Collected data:
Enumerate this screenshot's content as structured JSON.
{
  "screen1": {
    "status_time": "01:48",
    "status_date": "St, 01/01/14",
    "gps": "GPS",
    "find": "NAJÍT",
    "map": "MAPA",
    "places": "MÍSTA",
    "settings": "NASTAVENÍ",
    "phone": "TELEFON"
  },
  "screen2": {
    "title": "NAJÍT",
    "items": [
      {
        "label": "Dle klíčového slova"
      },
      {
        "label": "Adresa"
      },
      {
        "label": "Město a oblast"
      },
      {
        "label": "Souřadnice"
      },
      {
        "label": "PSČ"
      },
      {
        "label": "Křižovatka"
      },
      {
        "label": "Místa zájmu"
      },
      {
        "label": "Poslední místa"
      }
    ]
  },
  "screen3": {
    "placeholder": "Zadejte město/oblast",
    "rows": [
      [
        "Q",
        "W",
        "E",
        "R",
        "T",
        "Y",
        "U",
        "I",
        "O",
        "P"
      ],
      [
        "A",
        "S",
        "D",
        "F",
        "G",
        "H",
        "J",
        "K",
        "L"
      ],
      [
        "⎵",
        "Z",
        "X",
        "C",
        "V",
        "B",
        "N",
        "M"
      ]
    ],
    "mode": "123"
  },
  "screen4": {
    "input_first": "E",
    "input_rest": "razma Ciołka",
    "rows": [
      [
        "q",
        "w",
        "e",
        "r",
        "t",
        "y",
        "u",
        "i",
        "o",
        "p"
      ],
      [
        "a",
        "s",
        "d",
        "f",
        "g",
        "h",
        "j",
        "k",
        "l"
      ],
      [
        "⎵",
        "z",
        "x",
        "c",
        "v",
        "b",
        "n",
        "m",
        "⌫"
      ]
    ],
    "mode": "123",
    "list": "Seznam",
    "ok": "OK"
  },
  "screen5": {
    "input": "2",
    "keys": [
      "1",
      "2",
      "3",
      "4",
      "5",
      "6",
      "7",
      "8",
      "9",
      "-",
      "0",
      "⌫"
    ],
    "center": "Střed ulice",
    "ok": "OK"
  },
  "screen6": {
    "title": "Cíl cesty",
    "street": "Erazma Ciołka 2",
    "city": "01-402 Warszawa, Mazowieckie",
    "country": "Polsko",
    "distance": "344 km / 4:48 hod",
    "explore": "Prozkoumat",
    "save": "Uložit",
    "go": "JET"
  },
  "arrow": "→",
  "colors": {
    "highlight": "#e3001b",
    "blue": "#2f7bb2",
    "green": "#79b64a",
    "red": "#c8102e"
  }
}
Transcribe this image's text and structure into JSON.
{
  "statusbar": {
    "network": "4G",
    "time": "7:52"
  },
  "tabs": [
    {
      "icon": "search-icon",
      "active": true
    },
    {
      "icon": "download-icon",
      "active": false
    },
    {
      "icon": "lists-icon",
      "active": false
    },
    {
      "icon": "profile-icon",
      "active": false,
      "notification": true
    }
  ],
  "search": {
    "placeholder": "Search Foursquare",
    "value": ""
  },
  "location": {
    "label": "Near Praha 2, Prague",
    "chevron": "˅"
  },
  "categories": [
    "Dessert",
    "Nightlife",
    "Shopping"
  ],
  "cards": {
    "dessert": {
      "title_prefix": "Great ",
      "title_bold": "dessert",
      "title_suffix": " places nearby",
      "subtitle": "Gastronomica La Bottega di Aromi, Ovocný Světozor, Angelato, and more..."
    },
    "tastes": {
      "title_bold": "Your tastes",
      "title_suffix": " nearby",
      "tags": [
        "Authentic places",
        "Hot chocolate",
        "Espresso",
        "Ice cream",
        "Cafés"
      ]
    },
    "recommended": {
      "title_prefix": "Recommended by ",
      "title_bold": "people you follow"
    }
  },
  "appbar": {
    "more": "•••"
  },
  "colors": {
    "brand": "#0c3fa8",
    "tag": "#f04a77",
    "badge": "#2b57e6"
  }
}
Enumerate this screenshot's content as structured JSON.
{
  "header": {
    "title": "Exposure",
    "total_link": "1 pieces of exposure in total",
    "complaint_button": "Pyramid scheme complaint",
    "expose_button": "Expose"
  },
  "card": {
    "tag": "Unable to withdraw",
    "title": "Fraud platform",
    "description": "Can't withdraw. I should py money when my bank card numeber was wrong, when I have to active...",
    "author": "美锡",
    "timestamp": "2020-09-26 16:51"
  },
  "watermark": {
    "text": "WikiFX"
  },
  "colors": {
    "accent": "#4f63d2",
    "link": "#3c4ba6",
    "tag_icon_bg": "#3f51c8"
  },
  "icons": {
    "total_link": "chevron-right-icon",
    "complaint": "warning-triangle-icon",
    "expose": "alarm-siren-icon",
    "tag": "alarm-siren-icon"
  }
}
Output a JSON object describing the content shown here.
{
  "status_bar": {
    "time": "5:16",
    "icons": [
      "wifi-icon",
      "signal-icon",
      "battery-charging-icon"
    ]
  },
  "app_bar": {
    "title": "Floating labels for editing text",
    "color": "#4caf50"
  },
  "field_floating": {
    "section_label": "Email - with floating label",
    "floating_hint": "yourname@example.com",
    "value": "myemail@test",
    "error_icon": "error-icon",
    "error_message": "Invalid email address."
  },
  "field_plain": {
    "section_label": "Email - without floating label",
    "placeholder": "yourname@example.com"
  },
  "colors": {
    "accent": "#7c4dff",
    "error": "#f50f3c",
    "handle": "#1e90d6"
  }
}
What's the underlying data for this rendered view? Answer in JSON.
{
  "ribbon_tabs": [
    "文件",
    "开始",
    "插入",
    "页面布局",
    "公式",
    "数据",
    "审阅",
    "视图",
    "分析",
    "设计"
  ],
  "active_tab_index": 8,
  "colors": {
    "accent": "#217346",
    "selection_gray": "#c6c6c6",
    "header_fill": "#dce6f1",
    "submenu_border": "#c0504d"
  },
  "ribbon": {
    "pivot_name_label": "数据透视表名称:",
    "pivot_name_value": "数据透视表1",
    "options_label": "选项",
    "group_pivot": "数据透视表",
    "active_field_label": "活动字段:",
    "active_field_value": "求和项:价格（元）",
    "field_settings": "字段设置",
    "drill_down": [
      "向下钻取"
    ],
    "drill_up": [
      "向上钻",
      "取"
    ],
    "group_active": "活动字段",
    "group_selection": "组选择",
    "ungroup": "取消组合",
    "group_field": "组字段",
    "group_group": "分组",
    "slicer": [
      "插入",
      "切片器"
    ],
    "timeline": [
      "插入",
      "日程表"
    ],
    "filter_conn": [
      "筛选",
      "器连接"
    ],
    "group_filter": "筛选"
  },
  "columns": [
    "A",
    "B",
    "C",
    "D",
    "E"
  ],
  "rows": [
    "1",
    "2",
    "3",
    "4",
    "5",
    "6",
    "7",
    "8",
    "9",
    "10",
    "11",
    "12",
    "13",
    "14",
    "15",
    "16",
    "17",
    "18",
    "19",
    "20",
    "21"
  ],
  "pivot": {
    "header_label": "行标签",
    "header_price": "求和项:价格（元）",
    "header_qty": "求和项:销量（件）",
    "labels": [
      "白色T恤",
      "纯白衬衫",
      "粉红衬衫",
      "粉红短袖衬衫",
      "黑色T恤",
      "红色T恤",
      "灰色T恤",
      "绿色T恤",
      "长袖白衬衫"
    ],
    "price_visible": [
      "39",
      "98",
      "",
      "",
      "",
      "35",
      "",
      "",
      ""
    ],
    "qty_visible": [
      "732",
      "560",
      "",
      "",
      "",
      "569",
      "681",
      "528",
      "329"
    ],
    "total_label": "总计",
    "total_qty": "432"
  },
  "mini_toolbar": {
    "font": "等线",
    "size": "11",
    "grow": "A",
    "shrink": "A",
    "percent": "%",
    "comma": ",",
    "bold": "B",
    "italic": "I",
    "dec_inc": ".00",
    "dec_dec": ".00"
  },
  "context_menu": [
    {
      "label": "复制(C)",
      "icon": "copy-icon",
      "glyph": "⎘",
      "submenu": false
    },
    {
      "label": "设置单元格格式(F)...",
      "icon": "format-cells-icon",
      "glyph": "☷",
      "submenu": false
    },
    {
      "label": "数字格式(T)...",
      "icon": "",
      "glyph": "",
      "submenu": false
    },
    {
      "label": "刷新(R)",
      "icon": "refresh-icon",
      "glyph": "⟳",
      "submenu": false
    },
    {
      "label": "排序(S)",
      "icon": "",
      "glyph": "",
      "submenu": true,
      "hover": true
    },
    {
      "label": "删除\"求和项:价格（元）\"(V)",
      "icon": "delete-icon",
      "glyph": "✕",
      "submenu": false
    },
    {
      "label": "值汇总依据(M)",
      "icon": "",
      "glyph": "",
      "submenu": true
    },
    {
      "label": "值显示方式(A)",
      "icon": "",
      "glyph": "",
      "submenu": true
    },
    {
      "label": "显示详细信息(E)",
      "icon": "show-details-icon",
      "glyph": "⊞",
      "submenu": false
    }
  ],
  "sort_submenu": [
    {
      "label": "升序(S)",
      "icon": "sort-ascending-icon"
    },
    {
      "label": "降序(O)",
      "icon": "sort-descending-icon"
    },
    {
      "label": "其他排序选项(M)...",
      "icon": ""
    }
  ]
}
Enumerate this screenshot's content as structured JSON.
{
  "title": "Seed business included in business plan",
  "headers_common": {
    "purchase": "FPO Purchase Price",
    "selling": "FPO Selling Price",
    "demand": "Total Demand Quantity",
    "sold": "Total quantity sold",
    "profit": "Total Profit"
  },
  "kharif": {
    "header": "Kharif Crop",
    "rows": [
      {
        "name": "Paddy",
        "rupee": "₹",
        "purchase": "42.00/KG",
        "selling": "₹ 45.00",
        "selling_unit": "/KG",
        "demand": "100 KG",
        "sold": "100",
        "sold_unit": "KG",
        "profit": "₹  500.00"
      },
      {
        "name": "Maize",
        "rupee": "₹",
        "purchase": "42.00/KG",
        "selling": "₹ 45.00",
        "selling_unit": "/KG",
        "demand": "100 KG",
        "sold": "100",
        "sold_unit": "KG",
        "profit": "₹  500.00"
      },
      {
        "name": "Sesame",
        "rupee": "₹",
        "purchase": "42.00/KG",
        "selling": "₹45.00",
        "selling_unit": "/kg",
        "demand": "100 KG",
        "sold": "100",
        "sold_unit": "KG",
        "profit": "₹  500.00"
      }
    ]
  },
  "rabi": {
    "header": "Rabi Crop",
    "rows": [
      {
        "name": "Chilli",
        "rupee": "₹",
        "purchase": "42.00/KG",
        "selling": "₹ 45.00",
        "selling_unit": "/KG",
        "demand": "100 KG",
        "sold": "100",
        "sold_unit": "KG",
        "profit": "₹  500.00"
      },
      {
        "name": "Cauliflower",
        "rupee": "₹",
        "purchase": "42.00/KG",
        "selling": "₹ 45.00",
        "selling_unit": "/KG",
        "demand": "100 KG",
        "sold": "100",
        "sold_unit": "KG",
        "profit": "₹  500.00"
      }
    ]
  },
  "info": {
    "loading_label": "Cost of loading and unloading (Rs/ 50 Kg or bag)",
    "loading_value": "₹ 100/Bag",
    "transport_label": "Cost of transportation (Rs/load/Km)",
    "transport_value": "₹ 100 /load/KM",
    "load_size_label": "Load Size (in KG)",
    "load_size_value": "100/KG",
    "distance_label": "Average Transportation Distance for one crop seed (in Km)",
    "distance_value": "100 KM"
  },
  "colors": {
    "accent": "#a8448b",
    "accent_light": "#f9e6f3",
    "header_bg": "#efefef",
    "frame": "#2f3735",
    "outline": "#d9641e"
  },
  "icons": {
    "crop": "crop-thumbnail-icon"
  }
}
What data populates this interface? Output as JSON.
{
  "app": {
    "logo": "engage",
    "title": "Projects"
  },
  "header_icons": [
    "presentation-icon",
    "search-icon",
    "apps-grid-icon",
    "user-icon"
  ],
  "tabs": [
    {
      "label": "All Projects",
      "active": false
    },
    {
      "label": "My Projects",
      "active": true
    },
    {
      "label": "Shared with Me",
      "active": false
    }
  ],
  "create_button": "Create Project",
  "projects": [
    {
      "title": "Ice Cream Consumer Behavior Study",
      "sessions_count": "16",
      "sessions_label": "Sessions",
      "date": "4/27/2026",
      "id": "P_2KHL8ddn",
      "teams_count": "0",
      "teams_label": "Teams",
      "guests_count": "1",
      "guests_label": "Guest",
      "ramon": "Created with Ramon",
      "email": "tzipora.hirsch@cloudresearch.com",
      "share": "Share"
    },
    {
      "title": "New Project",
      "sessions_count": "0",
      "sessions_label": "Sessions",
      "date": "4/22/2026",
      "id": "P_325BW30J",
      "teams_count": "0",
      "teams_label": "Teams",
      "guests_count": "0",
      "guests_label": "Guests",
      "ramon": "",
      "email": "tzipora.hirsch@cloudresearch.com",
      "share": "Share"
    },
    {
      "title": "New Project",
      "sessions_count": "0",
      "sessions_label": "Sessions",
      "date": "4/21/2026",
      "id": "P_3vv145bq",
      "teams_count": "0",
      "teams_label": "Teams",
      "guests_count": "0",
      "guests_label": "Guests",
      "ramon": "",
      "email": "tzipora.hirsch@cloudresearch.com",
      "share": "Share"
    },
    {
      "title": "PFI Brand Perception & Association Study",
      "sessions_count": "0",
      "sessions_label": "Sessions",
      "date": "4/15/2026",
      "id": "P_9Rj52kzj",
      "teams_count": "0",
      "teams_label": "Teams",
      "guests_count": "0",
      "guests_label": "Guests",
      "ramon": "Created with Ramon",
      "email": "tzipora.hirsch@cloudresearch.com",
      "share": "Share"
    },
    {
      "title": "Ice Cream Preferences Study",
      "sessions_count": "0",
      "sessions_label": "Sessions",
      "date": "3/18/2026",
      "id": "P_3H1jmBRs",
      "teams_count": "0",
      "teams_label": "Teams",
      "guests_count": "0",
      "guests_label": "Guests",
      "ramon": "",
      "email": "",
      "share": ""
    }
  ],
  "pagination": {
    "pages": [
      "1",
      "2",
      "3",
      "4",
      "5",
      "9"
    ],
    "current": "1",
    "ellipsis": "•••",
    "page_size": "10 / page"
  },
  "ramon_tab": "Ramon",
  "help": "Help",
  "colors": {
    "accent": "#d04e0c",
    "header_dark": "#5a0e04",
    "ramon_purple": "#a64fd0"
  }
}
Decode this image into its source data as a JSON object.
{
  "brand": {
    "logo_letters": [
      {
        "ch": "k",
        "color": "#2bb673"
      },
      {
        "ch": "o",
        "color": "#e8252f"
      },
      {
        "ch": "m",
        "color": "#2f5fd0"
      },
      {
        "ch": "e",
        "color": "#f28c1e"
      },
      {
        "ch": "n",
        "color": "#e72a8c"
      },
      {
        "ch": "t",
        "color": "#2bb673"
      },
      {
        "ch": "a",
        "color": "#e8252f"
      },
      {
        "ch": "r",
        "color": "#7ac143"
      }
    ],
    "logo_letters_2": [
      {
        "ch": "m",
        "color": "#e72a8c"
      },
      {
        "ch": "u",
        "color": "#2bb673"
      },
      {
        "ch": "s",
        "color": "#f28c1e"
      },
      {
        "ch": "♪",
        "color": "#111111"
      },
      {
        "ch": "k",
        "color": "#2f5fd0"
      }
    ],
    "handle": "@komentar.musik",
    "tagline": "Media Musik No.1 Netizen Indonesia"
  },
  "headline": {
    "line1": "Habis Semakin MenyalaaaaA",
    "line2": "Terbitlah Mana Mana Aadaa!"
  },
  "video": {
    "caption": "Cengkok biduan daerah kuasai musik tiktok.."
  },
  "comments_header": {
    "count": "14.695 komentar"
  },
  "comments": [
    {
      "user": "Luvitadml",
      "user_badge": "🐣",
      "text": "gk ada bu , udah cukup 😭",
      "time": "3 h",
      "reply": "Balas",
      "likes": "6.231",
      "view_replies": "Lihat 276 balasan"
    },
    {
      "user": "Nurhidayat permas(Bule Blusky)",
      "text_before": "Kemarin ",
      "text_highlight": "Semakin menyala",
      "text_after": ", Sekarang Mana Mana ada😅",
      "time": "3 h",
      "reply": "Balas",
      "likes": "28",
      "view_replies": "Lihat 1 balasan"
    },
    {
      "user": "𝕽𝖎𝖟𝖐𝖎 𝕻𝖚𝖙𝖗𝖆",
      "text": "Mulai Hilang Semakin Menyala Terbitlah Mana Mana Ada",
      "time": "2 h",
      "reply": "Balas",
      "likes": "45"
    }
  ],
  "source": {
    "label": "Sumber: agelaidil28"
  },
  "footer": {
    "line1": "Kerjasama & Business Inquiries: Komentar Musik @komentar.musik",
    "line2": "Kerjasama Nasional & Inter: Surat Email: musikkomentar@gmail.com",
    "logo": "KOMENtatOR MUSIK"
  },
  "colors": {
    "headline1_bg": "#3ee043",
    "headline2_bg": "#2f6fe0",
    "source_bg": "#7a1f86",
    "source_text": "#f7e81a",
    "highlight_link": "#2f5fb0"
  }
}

Task to carry out:
Copy every line above that includes the string "places".

Correct output:
    "places": "MÍSTA",
      "title_suffix": " places nearby",
        "Authentic places",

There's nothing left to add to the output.